* SET TASK:
Every line with the word "this" in it should be extracted from the data that follows.

* RECORDS SHOWN:
____________________
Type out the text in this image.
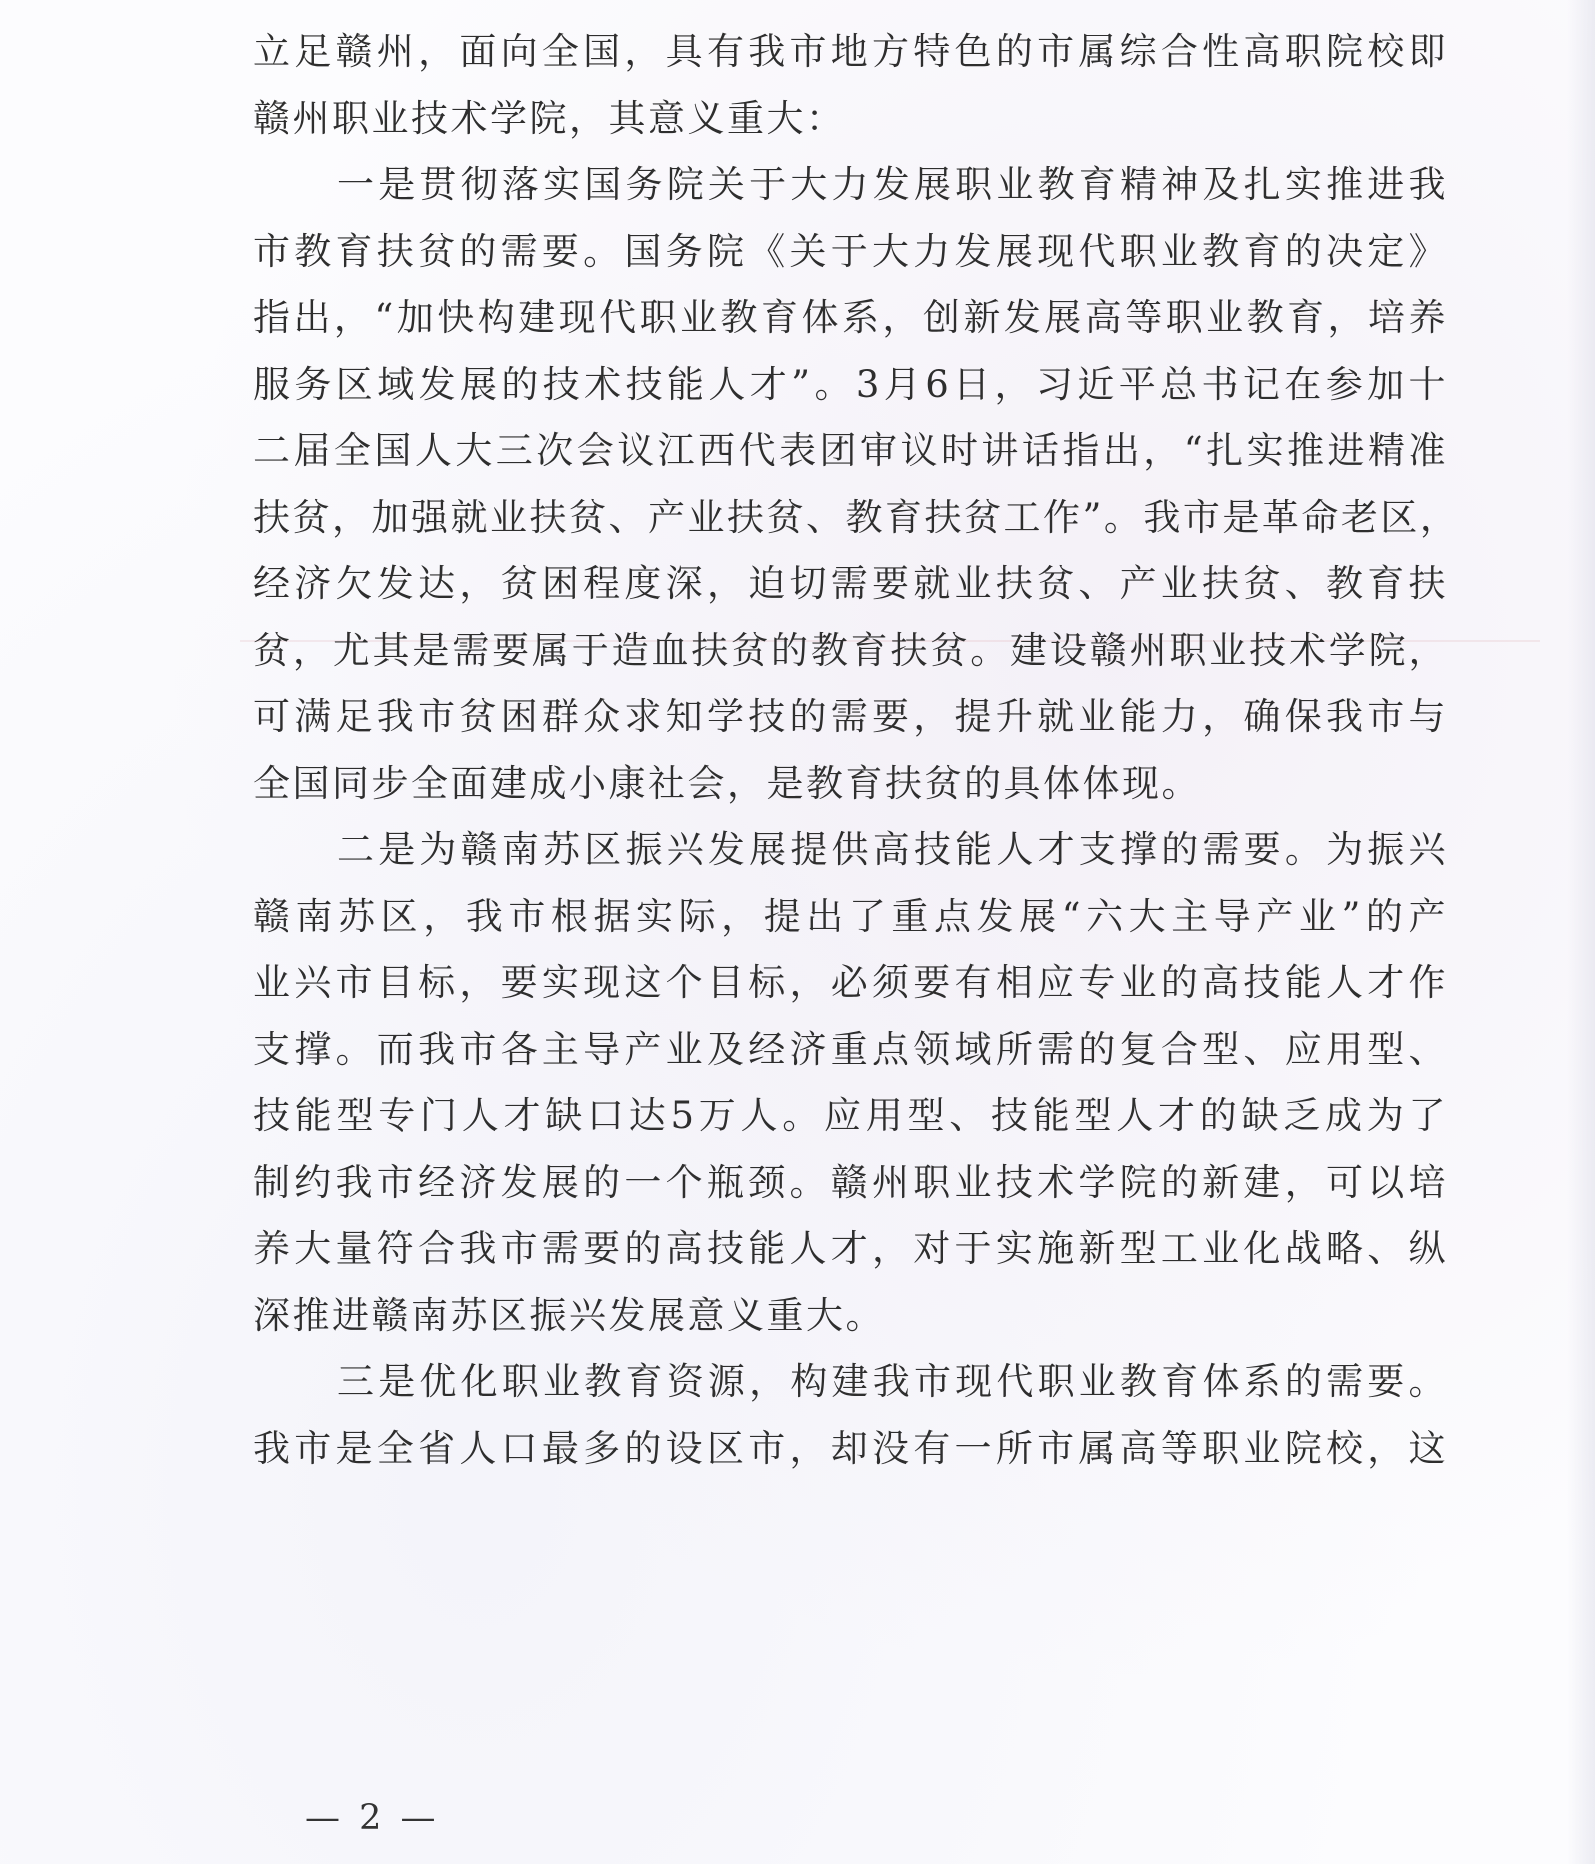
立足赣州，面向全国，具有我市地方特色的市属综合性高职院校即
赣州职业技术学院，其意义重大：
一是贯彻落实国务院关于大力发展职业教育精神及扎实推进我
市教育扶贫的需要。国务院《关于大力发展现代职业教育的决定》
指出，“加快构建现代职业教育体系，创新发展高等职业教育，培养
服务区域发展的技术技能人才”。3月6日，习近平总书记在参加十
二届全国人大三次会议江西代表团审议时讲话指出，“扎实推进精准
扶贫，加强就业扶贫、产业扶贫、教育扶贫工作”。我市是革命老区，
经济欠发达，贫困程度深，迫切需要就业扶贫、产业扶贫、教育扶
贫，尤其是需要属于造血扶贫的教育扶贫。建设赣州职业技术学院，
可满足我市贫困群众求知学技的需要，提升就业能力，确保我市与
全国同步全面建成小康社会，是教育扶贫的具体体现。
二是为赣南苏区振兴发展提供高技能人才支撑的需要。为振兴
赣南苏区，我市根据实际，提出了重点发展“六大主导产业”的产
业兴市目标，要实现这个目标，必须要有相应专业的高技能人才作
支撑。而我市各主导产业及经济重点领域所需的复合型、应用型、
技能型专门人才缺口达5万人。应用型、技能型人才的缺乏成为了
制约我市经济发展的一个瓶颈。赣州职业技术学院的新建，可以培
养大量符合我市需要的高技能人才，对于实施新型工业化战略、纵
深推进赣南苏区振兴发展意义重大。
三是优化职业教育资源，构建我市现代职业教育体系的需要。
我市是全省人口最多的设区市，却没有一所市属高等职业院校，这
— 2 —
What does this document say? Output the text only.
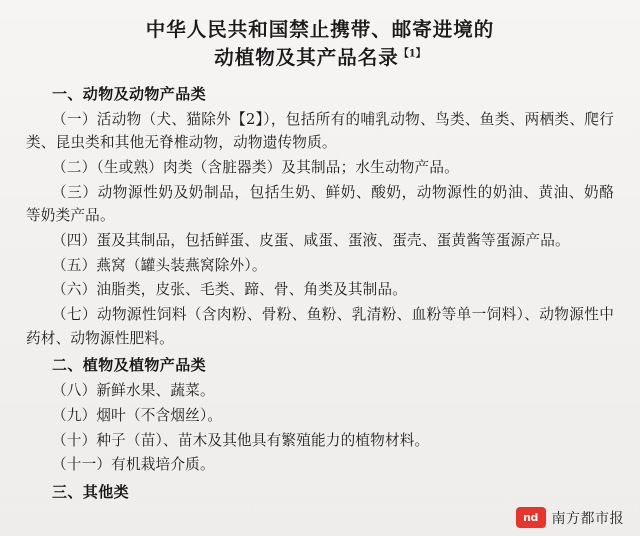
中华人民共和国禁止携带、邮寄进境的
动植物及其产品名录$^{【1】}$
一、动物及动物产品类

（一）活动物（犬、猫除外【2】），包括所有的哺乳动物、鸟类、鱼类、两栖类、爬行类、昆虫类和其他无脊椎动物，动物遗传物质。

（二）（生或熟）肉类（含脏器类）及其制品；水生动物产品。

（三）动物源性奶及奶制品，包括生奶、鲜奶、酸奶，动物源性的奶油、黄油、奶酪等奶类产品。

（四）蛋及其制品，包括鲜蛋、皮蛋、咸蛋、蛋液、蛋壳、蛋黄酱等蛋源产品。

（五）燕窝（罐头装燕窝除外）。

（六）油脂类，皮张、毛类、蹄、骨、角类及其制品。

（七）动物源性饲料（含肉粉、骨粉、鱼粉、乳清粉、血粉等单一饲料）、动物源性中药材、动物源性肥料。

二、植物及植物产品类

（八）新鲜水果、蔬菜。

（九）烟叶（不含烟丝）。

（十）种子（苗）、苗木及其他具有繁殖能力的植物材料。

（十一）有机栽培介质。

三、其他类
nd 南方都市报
____________________
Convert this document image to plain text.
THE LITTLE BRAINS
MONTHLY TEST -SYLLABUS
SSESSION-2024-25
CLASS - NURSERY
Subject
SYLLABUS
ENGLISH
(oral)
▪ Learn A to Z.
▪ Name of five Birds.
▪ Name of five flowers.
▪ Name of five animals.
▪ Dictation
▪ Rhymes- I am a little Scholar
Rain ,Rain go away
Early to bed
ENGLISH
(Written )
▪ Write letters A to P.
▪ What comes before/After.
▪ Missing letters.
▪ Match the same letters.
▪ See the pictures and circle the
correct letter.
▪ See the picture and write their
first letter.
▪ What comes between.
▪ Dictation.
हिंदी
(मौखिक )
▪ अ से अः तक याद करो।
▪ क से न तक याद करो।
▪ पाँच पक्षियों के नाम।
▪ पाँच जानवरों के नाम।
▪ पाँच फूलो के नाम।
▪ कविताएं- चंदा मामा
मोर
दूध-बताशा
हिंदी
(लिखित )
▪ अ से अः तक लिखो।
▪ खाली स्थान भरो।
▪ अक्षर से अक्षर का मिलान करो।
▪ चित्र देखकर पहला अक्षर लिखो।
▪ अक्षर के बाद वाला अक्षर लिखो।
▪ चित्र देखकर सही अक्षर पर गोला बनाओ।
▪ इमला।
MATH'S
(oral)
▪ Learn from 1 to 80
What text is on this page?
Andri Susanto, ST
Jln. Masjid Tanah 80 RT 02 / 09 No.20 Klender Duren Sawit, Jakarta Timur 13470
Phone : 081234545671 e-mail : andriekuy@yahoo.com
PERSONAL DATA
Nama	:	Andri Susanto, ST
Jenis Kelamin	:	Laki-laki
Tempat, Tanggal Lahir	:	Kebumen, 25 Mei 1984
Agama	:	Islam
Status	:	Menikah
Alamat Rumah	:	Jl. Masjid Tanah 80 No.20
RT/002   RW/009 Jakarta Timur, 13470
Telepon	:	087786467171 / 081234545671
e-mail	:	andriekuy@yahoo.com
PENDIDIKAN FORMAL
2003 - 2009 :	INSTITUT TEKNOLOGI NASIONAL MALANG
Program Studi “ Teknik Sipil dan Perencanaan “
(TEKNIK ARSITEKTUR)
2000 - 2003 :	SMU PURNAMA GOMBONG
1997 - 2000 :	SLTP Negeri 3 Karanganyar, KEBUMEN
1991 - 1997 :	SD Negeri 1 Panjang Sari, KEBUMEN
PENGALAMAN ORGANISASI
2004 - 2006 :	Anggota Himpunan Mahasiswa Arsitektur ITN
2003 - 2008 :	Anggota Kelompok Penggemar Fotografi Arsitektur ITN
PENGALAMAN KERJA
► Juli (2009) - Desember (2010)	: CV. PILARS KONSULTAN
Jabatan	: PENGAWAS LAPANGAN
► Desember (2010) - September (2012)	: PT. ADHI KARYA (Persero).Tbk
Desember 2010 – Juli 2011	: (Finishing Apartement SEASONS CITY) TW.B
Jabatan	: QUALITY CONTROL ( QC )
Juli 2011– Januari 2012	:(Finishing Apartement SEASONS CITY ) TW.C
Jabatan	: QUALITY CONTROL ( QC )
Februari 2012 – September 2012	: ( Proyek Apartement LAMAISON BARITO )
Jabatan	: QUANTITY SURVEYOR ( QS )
____________________
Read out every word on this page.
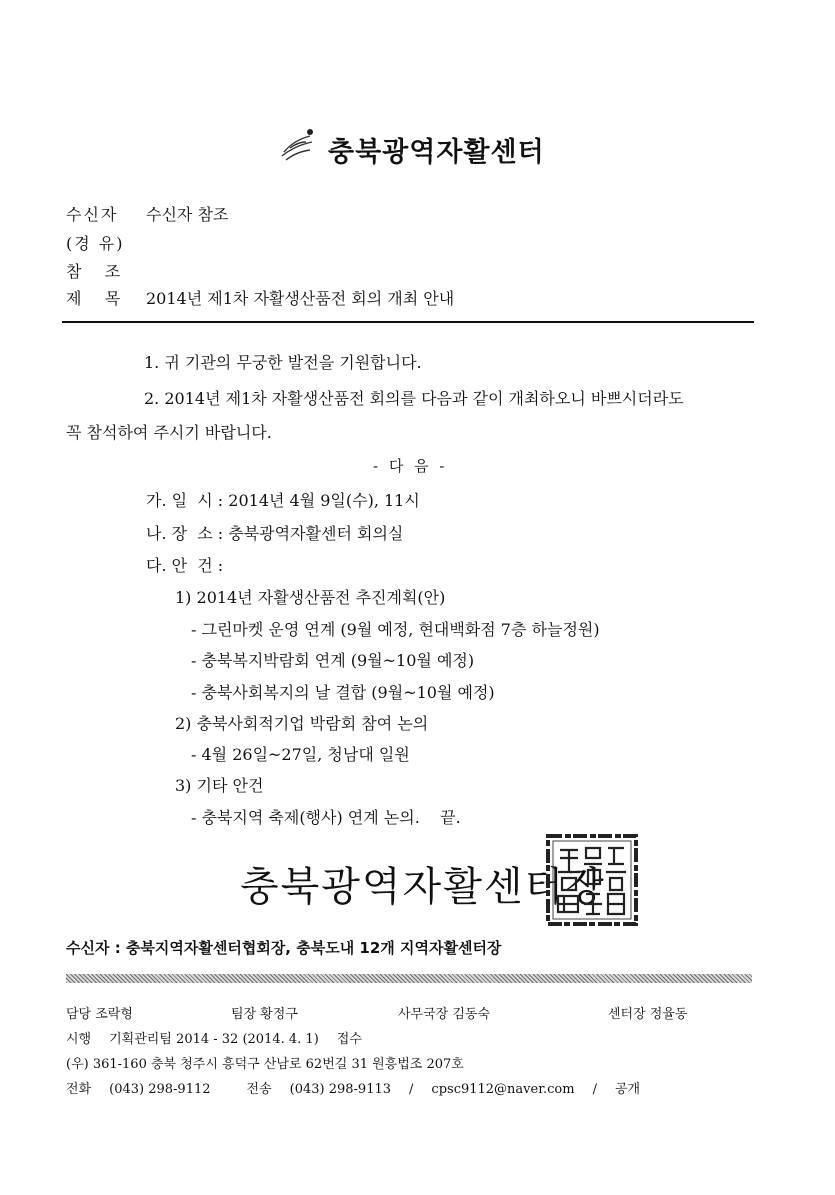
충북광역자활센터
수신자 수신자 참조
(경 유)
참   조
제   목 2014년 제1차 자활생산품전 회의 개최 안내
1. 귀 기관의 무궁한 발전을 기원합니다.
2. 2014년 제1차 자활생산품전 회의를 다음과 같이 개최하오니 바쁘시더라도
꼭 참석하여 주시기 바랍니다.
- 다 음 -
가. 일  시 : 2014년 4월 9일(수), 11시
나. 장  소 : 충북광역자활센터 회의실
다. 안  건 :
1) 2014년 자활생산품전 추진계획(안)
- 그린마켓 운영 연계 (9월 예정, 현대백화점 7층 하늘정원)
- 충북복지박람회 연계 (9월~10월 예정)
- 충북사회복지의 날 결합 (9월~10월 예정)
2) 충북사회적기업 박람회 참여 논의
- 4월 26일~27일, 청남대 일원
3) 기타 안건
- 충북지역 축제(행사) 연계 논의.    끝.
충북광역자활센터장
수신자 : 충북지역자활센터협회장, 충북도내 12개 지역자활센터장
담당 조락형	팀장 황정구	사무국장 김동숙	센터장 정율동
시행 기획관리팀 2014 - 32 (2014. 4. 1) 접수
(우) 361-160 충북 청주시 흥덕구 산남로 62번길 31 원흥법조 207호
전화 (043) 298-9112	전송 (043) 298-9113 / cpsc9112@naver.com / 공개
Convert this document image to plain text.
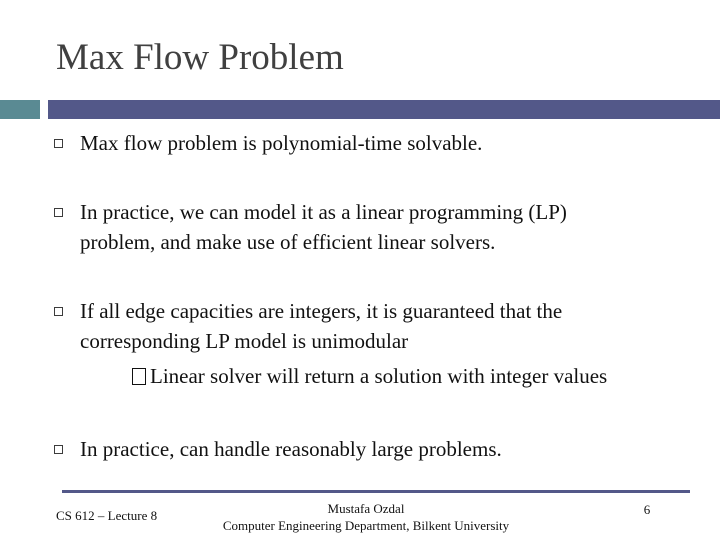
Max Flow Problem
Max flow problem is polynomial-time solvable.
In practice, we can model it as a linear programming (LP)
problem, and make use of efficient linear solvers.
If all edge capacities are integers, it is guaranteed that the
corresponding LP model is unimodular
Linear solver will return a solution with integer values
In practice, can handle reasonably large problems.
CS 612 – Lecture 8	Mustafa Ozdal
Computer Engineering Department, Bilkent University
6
____________________
* TASK SOLUTION:
Type out the text in this image.
What does this document say? Output the text only.
Convert this document image to plain text.
What text is on this page?
Read out every word on this page.
Convert this document image to plain text.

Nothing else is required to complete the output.